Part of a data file

— Start —

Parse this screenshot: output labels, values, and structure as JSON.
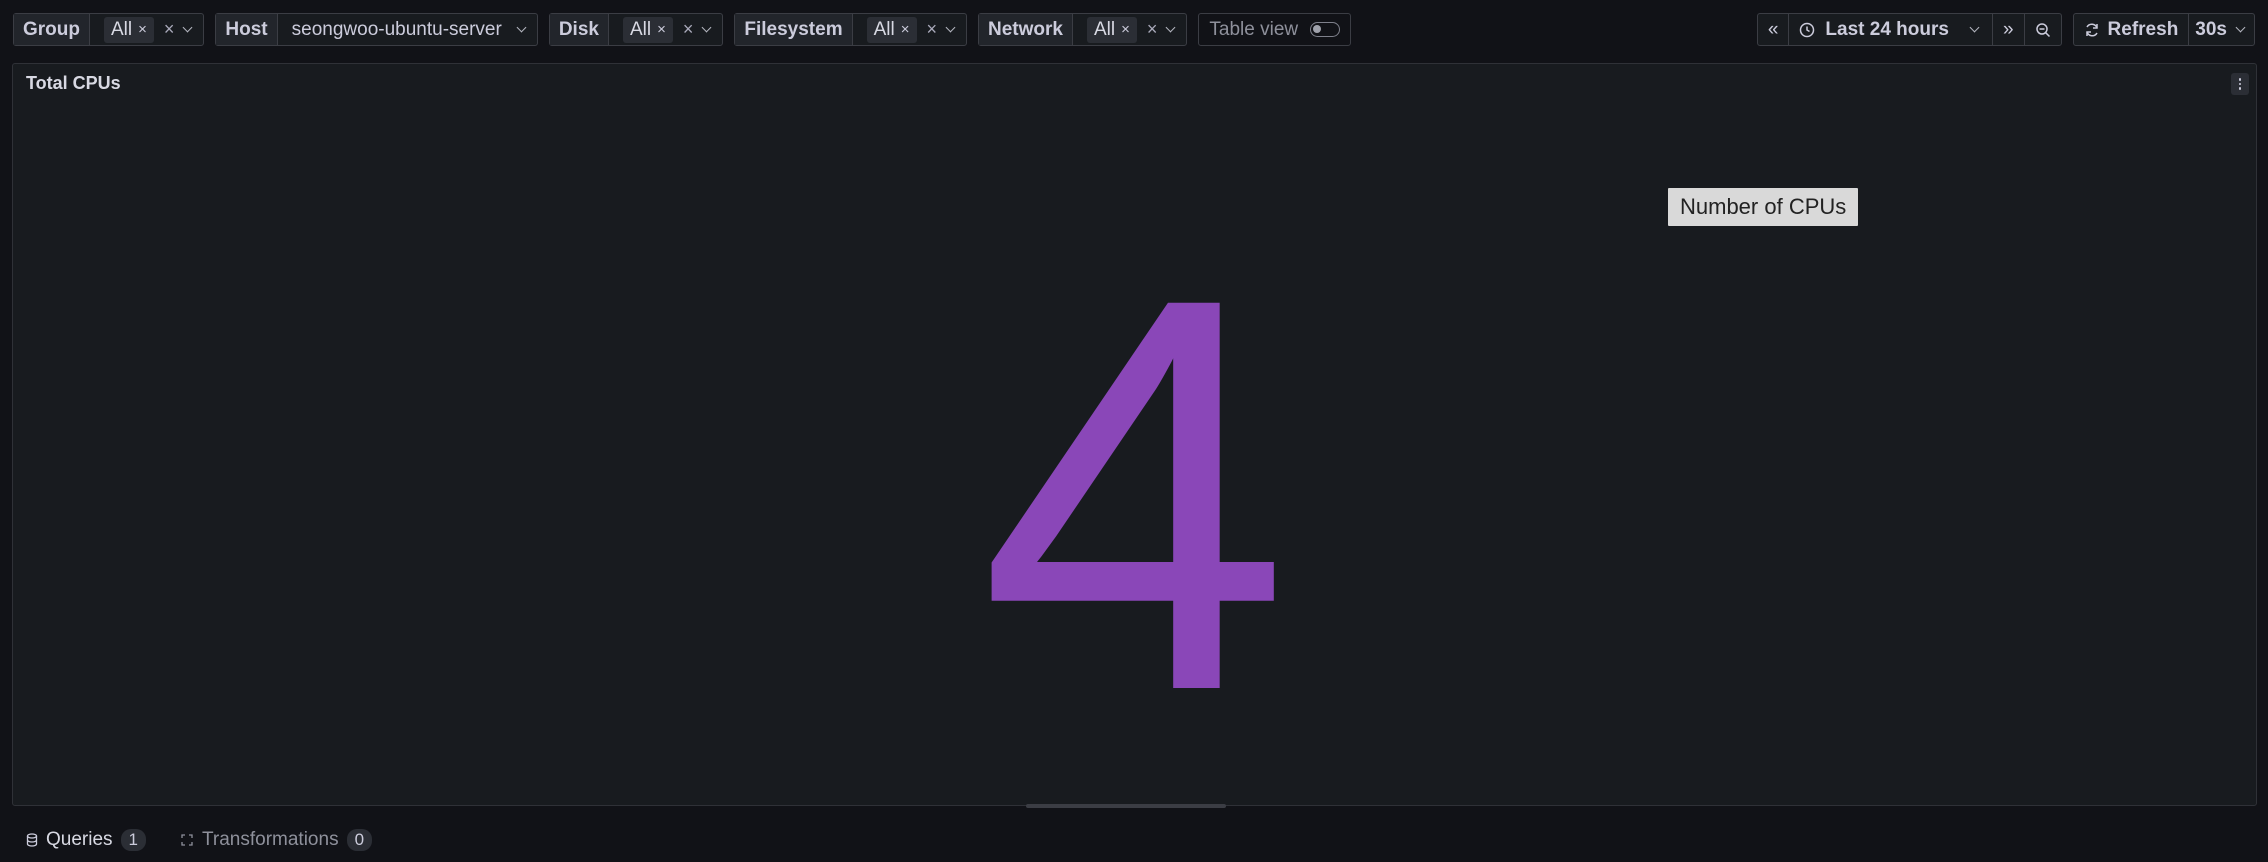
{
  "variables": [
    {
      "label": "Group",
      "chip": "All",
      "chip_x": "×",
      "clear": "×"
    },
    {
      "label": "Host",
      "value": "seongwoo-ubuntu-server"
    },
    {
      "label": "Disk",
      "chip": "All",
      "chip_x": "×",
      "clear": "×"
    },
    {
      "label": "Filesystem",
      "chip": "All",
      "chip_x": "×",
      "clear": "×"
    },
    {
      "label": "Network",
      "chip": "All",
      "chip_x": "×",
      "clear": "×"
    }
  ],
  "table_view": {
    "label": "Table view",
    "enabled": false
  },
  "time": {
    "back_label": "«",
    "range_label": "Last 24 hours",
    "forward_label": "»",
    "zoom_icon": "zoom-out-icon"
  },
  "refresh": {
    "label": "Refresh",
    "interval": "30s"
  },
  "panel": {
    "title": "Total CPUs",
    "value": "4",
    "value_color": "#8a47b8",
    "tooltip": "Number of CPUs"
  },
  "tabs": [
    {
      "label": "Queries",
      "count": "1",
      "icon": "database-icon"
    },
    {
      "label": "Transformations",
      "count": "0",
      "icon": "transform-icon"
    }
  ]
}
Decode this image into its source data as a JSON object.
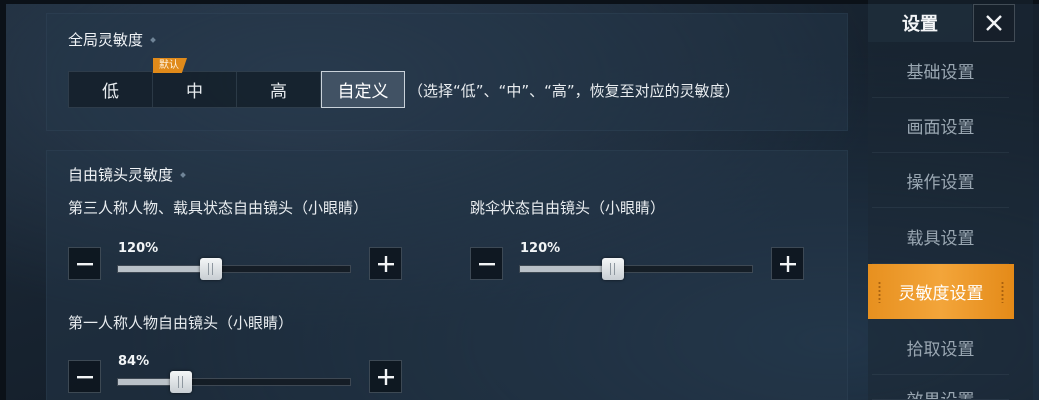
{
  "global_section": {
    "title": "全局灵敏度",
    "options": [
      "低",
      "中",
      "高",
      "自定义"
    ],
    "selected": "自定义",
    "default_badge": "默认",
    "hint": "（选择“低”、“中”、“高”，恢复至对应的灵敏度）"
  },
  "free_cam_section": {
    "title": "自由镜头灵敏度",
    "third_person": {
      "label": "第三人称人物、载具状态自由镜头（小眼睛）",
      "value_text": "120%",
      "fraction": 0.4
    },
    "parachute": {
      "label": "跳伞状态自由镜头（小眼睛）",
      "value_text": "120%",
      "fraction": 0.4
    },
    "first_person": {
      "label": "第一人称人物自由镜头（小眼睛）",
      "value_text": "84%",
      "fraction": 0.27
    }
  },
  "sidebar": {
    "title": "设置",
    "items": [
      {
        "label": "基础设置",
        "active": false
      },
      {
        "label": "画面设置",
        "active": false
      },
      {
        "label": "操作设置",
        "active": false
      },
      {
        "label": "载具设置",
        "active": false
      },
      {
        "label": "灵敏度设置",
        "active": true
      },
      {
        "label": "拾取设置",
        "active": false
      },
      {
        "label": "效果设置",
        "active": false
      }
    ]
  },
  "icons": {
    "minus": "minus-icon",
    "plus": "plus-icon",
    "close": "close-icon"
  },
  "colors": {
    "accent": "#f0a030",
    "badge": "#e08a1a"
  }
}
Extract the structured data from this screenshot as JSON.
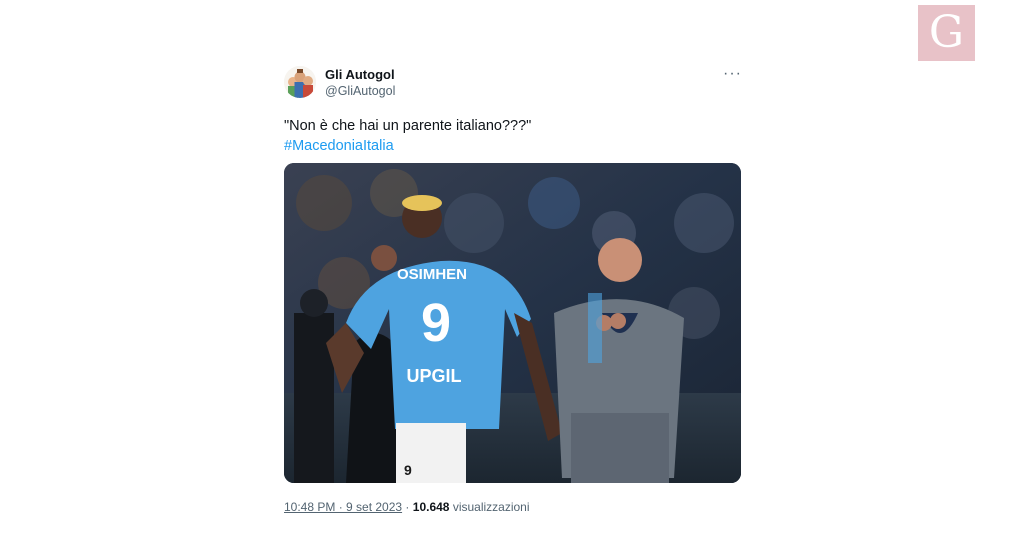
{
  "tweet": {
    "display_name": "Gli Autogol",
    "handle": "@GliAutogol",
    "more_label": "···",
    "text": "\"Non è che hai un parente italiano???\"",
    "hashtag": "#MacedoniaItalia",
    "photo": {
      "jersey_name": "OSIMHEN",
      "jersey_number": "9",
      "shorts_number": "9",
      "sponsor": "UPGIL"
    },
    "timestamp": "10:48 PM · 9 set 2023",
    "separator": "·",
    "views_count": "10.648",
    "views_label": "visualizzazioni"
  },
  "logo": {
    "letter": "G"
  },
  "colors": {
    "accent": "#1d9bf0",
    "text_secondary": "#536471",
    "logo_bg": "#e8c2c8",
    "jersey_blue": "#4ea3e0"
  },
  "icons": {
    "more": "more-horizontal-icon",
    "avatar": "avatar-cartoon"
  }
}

— End —

What to produce
Transcribe every entry above exactly. Omit all pictures.

Output for this exercise
Parse this screenshot: output labels, values, and structure as JSON.
{
  "variables": [
    {
      "label": "Group",
      "chip": "All",
      "chip_x": "×",
      "clear": "×"
    },
    {
      "label": "Host",
      "value": "seongwoo-ubuntu-server"
    },
    {
      "label": "Disk",
      "chip": "All",
      "chip_x": "×",
      "clear": "×"
    },
    {
      "label": "Filesystem",
      "chip": "All",
      "chip_x": "×",
      "clear": "×"
    },
    {
      "label": "Network",
      "chip": "All",
      "chip_x": "×",
      "clear": "×"
    }
  ],
  "table_view": {
    "label": "Table view",
    "enabled": false
  },
  "time": {
    "back_label": "«",
    "range_label": "Last 24 hours",
    "forward_label": "»",
    "zoom_icon": "zoom-out-icon"
  },
  "refresh": {
    "label": "Refresh",
    "interval": "30s"
  },
  "panel": {
    "title": "Total CPUs",
    "value": "4",
    "value_color": "#8a47b8",
    "tooltip": "Number of CPUs"
  },
  "tabs": [
    {
      "label": "Queries",
      "count": "1",
      "icon": "database-icon"
    },
    {
      "label": "Transformations",
      "count": "0",
      "icon": "transform-icon"
    }
  ]
}
Decode this image into its source data as a JSON object.
{
  "global_section": {
    "title": "全局灵敏度",
    "options": [
      "低",
      "中",
      "高",
      "自定义"
    ],
    "selected": "自定义",
    "default_badge": "默认",
    "hint": "（选择“低”、“中”、“高”，恢复至对应的灵敏度）"
  },
  "free_cam_section": {
    "title": "自由镜头灵敏度",
    "third_person": {
      "label": "第三人称人物、载具状态自由镜头（小眼睛）",
      "value_text": "120%",
      "fraction": 0.4
    },
    "parachute": {
      "label": "跳伞状态自由镜头（小眼睛）",
      "value_text": "120%",
      "fraction": 0.4
    },
    "first_person": {
      "label": "第一人称人物自由镜头（小眼睛）",
      "value_text": "84%",
      "fraction": 0.27
    }
  },
  "sidebar": {
    "title": "设置",
    "items": [
      {
        "label": "基础设置",
        "active": false
      },
      {
        "label": "画面设置",
        "active": false
      },
      {
        "label": "操作设置",
        "active": false
      },
      {
        "label": "载具设置",
        "active": false
      },
      {
        "label": "灵敏度设置",
        "active": true
      },
      {
        "label": "拾取设置",
        "active": false
      },
      {
        "label": "效果设置",
        "active": false
      }
    ]
  },
  "icons": {
    "minus": "minus-icon",
    "plus": "plus-icon",
    "close": "close-icon"
  },
  "colors": {
    "accent": "#f0a030",
    "badge": "#e08a1a"
  }
}
Extract the structured data from this screenshot as JSON.
{
  "tweet": {
    "display_name": "Gli Autogol",
    "handle": "@GliAutogol",
    "more_label": "···",
    "text": "\"Non è che hai un parente italiano???\"",
    "hashtag": "#MacedoniaItalia",
    "photo": {
      "jersey_name": "OSIMHEN",
      "jersey_number": "9",
      "shorts_number": "9",
      "sponsor": "UPGIL"
    },
    "timestamp": "10:48 PM · 9 set 2023",
    "separator": "·",
    "views_count": "10.648",
    "views_label": "visualizzazioni"
  },
  "logo": {
    "letter": "G"
  },
  "colors": {
    "accent": "#1d9bf0",
    "text_secondary": "#536471",
    "logo_bg": "#e8c2c8",
    "jersey_blue": "#4ea3e0"
  },
  "icons": {
    "more": "more-horizontal-icon",
    "avatar": "avatar-cartoon"
  }
}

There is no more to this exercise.